:: The task ::
Reproduce each line of the listing exactly.

══════════

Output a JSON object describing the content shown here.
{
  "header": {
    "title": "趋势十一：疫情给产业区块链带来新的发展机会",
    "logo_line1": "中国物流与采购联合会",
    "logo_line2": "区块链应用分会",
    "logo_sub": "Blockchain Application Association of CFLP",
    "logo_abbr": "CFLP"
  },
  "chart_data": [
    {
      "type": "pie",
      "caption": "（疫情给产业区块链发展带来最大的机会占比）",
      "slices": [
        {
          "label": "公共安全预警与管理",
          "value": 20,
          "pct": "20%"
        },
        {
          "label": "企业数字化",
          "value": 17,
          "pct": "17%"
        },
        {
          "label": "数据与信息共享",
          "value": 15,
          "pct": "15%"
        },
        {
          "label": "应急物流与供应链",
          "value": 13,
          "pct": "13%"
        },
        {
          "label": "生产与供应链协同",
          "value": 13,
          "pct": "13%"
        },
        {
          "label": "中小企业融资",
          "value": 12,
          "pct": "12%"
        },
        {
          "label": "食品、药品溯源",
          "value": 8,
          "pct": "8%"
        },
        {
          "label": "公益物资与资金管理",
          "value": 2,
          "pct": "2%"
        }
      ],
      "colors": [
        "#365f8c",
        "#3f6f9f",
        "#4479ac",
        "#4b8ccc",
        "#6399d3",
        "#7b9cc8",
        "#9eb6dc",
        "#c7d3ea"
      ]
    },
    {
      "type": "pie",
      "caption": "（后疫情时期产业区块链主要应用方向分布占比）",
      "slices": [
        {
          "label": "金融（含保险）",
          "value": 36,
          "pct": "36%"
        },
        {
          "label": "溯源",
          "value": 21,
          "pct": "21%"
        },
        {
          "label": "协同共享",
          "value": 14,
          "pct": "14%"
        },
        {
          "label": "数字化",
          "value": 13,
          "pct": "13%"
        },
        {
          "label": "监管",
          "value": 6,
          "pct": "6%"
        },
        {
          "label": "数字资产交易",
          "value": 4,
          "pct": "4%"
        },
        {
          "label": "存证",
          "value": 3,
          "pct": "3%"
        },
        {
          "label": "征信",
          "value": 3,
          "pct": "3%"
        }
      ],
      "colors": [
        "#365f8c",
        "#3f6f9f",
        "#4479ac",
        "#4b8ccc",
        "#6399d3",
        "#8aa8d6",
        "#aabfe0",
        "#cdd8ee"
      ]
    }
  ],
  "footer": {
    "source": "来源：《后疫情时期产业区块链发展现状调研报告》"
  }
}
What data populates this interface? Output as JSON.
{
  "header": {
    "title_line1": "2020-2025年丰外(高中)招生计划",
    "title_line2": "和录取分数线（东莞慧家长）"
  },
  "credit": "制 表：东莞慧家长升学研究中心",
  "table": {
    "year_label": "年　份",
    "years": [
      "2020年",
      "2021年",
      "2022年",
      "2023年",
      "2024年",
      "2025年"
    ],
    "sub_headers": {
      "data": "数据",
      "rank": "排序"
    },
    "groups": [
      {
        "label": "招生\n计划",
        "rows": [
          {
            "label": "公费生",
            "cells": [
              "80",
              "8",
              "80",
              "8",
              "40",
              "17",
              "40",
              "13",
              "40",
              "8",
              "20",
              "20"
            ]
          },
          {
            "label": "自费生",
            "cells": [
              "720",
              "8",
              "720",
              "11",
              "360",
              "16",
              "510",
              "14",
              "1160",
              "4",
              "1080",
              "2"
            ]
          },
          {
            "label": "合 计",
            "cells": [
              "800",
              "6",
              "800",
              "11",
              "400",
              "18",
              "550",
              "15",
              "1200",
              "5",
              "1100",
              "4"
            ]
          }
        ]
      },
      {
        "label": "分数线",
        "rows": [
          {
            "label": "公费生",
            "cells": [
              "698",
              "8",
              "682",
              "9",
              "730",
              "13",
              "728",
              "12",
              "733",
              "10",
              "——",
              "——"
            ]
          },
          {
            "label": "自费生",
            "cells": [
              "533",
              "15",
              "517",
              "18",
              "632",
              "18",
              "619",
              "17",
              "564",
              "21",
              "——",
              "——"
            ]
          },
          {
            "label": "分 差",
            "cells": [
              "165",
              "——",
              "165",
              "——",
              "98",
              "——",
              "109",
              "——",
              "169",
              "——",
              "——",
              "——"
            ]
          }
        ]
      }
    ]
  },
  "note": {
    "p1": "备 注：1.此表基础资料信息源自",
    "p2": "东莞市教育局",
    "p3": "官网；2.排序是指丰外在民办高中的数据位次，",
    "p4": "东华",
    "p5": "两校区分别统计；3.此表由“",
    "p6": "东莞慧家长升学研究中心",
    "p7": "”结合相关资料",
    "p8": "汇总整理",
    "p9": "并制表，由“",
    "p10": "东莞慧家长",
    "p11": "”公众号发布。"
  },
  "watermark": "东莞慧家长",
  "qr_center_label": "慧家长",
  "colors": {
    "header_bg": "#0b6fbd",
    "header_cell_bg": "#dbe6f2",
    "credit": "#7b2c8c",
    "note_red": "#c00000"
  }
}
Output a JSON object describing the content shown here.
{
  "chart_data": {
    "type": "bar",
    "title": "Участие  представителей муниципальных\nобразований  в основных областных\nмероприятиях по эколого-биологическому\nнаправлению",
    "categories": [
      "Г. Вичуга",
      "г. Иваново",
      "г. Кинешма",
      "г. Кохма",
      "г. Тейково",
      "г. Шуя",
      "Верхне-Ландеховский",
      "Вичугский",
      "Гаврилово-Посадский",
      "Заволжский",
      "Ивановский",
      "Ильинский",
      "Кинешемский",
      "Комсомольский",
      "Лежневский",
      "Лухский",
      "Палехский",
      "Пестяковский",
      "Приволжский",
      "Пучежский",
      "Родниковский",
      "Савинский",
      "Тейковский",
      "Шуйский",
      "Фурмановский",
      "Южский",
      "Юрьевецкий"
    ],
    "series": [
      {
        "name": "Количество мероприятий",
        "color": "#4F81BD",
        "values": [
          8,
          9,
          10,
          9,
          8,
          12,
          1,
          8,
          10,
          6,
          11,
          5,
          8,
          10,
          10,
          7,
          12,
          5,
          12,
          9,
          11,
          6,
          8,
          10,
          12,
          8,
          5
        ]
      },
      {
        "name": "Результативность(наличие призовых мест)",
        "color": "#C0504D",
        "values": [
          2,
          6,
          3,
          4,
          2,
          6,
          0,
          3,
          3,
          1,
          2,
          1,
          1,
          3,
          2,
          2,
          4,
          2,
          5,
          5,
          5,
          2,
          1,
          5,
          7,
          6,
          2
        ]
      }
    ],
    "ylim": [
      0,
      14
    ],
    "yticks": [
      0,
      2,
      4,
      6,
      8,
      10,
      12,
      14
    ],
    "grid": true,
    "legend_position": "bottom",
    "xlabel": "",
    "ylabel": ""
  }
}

══════════

:: The output ::
Output a JSON object describing the content shown here.
{
  "header": {
    "title": "趋势十一：疫情给产业区块链带来新的发展机会",
    "logo_line1": "中国物流与采购联合会",
    "logo_line2": "区块链应用分会",
    "logo_sub": "Blockchain Application Association of CFLP",
    "logo_abbr": "CFLP"
  },
  "chart_data": [
    {
      "type": "pie",
      "caption": "（疫情给产业区块链发展带来最大的机会占比）",
      "slices": [
        {
          "label": "公共安全预警与管理",
          "value": 20,
          "pct": "20%"
        },
        {
          "label": "企业数字化",
          "value": 17,
          "pct": "17%"
        },
        {
          "label": "数据与信息共享",
          "value": 15,
          "pct": "15%"
        },
        {
          "label": "应急物流与供应链",
          "value": 13,
          "pct": "13%"
        },
        {
          "label": "生产与供应链协同",
          "value": 13,
          "pct": "13%"
        },
        {
          "label": "中小企业融资",
          "value": 12,
          "pct": "12%"
        },
        {
          "label": "食品、药品溯源",
          "value": 8,
          "pct": "8%"
        },
        {
          "label": "公益物资与资金管理",
          "value": 2,
          "pct": "2%"
        }
      ],
      "colors": [
        "#365f8c",
        "#3f6f9f",
        "#4479ac",
        "#4b8ccc",
        "#6399d3",
        "#7b9cc8",
        "#9eb6dc",
        "#c7d3ea"
      ]
    },
    {
      "type": "pie",
      "caption": "（后疫情时期产业区块链主要应用方向分布占比）",
      "slices": [
        {
          "label": "金融（含保险）",
          "value": 36,
          "pct": "36%"
        },
        {
          "label": "溯源",
          "value": 21,
          "pct": "21%"
        },
        {
          "label": "协同共享",
          "value": 14,
          "pct": "14%"
        },
        {
          "label": "数字化",
          "value": 13,
          "pct": "13%"
        },
        {
          "label": "监管",
          "value": 6,
          "pct": "6%"
        },
        {
          "label": "数字资产交易",
          "value": 4,
          "pct": "4%"
        },
        {
          "label": "存证",
          "value": 3,
          "pct": "3%"
        },
        {
          "label": "征信",
          "value": 3,
          "pct": "3%"
        }
      ],
      "colors": [
        "#365f8c",
        "#3f6f9f",
        "#4479ac",
        "#4b8ccc",
        "#6399d3",
        "#8aa8d6",
        "#aabfe0",
        "#cdd8ee"
      ]
    }
  ],
  "footer": {
    "source": "来源：《后疫情时期产业区块链发展现状调研报告》"
  }
}
What data populates this interface? Output as JSON.
{
  "header": {
    "title_line1": "2020-2025年丰外(高中)招生计划",
    "title_line2": "和录取分数线（东莞慧家长）"
  },
  "credit": "制 表：东莞慧家长升学研究中心",
  "table": {
    "year_label": "年　份",
    "years": [
      "2020年",
      "2021年",
      "2022年",
      "2023年",
      "2024年",
      "2025年"
    ],
    "sub_headers": {
      "data": "数据",
      "rank": "排序"
    },
    "groups": [
      {
        "label": "招生\n计划",
        "rows": [
          {
            "label": "公费生",
            "cells": [
              "80",
              "8",
              "80",
              "8",
              "40",
              "17",
              "40",
              "13",
              "40",
              "8",
              "20",
              "20"
            ]
          },
          {
            "label": "自费生",
            "cells": [
              "720",
              "8",
              "720",
              "11",
              "360",
              "16",
              "510",
              "14",
              "1160",
              "4",
              "1080",
              "2"
            ]
          },
          {
            "label": "合 计",
            "cells": [
              "800",
              "6",
              "800",
              "11",
              "400",
              "18",
              "550",
              "15",
              "1200",
              "5",
              "1100",
              "4"
            ]
          }
        ]
      },
      {
        "label": "分数线",
        "rows": [
          {
            "label": "公费生",
            "cells": [
              "698",
              "8",
              "682",
              "9",
              "730",
              "13",
              "728",
              "12",
              "733",
              "10",
              "——",
              "——"
            ]
          },
          {
            "label": "自费生",
            "cells": [
              "533",
              "15",
              "517",
              "18",
              "632",
              "18",
              "619",
              "17",
              "564",
              "21",
              "——",
              "——"
            ]
          },
          {
            "label": "分 差",
            "cells": [
              "165",
              "——",
              "165",
              "——",
              "98",
              "——",
              "109",
              "——",
              "169",
              "——",
              "——",
              "——"
            ]
          }
        ]
      }
    ]
  },
  "note": {
    "p1": "备 注：1.此表基础资料信息源自",
    "p2": "东莞市教育局",
    "p3": "官网；2.排序是指丰外在民办高中的数据位次，",
    "p4": "东华",
    "p5": "两校区分别统计；3.此表由“",
    "p6": "东莞慧家长升学研究中心",
    "p7": "”结合相关资料",
    "p8": "汇总整理",
    "p9": "并制表，由“",
    "p10": "东莞慧家长",
    "p11": "”公众号发布。"
  },
  "watermark": "东莞慧家长",
  "qr_center_label": "慧家长",
  "colors": {
    "header_bg": "#0b6fbd",
    "header_cell_bg": "#dbe6f2",
    "credit": "#7b2c8c",
    "note_red": "#c00000"
  }
}
Output a JSON object describing the content shown here.
{
  "chart_data": {
    "type": "bar",
    "title": "Участие  представителей муниципальных\nобразований  в основных областных\nмероприятиях по эколого-биологическому\nнаправлению",
    "categories": [
      "Г. Вичуга",
      "г. Иваново",
      "г. Кинешма",
      "г. Кохма",
      "г. Тейково",
      "г. Шуя",
      "Верхне-Ландеховский",
      "Вичугский",
      "Гаврилово-Посадский",
      "Заволжский",
      "Ивановский",
      "Ильинский",
      "Кинешемский",
      "Комсомольский",
      "Лежневский",
      "Лухский",
      "Палехский",
      "Пестяковский",
      "Приволжский",
      "Пучежский",
      "Родниковский",
      "Савинский",
      "Тейковский",
      "Шуйский",
      "Фурмановский",
      "Южский",
      "Юрьевецкий"
    ],
    "series": [
      {
        "name": "Количество мероприятий",
        "color": "#4F81BD",
        "values": [
          8,
          9,
          10,
          9,
          8,
          12,
          1,
          8,
          10,
          6,
          11,
          5,
          8,
          10,
          10,
          7,
          12,
          5,
          12,
          9,
          11,
          6,
          8,
          10,
          12,
          8,
          5
        ]
      },
      {
        "name": "Результативность(наличие призовых мест)",
        "color": "#C0504D",
        "values": [
          2,
          6,
          3,
          4,
          2,
          6,
          0,
          3,
          3,
          1,
          2,
          1,
          1,
          3,
          2,
          2,
          4,
          2,
          5,
          5,
          5,
          2,
          1,
          5,
          7,
          6,
          2
        ]
      }
    ],
    "ylim": [
      0,
      14
    ],
    "yticks": [
      0,
      2,
      4,
      6,
      8,
      10,
      12,
      14
    ],
    "grid": true,
    "legend_position": "bottom",
    "xlabel": "",
    "ylabel": ""
  }
}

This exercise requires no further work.